:: DATASET EXTRACT ::
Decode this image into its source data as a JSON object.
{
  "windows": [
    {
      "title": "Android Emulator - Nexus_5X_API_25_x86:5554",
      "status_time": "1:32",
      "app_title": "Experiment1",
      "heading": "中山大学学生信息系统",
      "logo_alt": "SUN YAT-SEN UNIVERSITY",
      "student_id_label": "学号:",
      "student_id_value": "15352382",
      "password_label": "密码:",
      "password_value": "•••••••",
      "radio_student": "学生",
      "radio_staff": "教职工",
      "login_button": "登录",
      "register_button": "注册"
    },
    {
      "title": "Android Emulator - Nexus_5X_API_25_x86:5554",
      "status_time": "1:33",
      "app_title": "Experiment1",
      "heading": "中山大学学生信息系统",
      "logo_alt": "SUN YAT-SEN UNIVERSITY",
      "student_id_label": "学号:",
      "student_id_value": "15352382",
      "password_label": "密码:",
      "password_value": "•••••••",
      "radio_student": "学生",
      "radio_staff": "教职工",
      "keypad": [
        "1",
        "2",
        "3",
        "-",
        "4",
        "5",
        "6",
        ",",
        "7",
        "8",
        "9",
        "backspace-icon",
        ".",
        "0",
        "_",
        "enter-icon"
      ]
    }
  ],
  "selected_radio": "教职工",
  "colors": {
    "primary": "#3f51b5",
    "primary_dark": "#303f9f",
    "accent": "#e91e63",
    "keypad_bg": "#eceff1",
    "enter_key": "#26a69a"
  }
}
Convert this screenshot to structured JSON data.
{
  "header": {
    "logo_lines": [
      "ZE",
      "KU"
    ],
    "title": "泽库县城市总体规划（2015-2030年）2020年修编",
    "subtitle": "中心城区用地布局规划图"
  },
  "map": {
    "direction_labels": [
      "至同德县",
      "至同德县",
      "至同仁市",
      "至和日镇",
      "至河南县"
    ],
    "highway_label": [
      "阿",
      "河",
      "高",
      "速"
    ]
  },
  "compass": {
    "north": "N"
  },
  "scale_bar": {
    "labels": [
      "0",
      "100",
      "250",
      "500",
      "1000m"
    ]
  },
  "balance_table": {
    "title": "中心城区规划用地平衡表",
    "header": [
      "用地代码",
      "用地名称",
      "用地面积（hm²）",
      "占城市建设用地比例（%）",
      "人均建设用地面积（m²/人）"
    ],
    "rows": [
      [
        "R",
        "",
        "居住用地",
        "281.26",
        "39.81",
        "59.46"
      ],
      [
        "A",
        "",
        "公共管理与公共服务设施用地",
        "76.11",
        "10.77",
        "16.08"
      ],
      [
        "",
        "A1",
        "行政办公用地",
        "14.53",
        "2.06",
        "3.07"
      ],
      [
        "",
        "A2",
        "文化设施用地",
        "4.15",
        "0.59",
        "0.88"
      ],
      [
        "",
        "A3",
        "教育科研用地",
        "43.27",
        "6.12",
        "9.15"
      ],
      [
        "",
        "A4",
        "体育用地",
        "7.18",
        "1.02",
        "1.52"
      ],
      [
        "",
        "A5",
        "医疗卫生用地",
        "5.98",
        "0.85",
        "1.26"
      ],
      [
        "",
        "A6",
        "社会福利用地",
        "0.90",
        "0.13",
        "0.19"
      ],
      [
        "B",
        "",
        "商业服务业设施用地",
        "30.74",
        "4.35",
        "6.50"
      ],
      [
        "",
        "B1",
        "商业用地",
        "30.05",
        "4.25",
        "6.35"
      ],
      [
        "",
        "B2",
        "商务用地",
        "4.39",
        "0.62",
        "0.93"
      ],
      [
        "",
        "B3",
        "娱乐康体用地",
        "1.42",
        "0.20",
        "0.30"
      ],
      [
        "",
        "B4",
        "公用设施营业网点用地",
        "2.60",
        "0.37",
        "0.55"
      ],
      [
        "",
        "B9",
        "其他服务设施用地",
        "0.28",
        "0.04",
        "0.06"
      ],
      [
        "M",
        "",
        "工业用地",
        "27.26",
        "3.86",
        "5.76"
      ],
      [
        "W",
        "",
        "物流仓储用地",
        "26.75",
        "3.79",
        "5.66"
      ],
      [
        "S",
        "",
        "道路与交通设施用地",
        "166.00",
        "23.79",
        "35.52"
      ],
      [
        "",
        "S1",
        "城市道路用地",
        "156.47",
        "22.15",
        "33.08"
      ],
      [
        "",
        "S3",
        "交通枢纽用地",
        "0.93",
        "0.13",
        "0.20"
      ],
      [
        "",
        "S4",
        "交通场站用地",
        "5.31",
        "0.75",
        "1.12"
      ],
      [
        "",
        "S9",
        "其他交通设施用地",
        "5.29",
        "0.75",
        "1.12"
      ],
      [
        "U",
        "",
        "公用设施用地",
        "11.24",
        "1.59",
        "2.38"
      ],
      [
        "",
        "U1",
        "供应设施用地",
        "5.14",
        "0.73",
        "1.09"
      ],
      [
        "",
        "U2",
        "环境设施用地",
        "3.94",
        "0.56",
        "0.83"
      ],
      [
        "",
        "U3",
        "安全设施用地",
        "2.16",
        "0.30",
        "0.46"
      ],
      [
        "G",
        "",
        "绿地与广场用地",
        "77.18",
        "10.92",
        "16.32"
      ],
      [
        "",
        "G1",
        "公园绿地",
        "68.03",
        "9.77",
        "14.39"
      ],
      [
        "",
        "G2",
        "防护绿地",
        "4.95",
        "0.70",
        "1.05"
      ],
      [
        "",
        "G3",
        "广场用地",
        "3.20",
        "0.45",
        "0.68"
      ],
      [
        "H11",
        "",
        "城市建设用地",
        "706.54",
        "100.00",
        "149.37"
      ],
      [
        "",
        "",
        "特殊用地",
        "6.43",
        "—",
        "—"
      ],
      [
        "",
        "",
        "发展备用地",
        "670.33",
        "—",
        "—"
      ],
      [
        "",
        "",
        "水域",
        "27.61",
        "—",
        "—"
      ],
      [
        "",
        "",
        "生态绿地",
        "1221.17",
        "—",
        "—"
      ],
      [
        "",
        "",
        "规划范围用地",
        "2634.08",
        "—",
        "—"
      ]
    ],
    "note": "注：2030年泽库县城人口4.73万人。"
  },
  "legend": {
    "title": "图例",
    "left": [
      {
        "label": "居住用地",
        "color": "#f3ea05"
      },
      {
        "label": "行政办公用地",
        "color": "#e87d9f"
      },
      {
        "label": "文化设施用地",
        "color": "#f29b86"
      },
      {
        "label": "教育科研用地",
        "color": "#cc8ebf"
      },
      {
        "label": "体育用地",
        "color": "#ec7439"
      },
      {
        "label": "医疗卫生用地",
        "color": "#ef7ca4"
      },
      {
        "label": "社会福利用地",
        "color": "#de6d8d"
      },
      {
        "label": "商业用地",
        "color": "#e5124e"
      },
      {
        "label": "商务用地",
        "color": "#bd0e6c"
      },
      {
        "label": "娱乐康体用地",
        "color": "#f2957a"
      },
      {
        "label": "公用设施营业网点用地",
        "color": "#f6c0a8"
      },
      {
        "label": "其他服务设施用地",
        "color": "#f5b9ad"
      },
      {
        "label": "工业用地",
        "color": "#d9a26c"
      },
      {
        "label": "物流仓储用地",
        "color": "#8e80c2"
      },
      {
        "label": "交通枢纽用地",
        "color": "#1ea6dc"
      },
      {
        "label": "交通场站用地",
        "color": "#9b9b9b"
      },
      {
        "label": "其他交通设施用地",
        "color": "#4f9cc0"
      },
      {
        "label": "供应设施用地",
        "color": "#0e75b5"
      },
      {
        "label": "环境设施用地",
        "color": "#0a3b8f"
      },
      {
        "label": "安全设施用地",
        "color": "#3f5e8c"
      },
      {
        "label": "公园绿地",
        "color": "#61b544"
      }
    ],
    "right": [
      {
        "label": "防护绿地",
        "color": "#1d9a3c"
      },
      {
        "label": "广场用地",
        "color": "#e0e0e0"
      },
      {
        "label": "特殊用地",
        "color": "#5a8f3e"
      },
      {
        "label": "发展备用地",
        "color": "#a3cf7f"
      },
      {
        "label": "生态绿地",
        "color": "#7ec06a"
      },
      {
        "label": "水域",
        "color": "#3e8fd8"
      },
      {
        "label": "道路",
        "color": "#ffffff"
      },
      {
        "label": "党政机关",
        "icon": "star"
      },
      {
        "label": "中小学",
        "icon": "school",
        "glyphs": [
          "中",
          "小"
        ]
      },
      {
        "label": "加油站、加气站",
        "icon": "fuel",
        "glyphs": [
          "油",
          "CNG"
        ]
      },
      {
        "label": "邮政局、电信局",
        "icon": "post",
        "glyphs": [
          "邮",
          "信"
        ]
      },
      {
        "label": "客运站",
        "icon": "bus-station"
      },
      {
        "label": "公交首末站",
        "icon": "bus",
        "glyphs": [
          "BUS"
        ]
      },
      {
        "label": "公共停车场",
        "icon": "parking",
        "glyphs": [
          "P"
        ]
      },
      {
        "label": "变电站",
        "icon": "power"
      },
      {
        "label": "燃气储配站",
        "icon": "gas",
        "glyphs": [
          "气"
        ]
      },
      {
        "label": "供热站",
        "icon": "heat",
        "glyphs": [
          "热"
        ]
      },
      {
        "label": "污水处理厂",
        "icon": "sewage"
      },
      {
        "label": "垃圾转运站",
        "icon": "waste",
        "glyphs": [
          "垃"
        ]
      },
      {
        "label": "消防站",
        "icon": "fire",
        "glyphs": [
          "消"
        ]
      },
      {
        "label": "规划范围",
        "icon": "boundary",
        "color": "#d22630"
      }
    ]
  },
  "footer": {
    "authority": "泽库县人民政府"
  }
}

:: OBJECTIVE ::
Select every line of the material above holding the word "JSON" and copy it.

:: THE REPLY ::
Decode this image into its source data as a JSON object.
Convert this screenshot to structured JSON data.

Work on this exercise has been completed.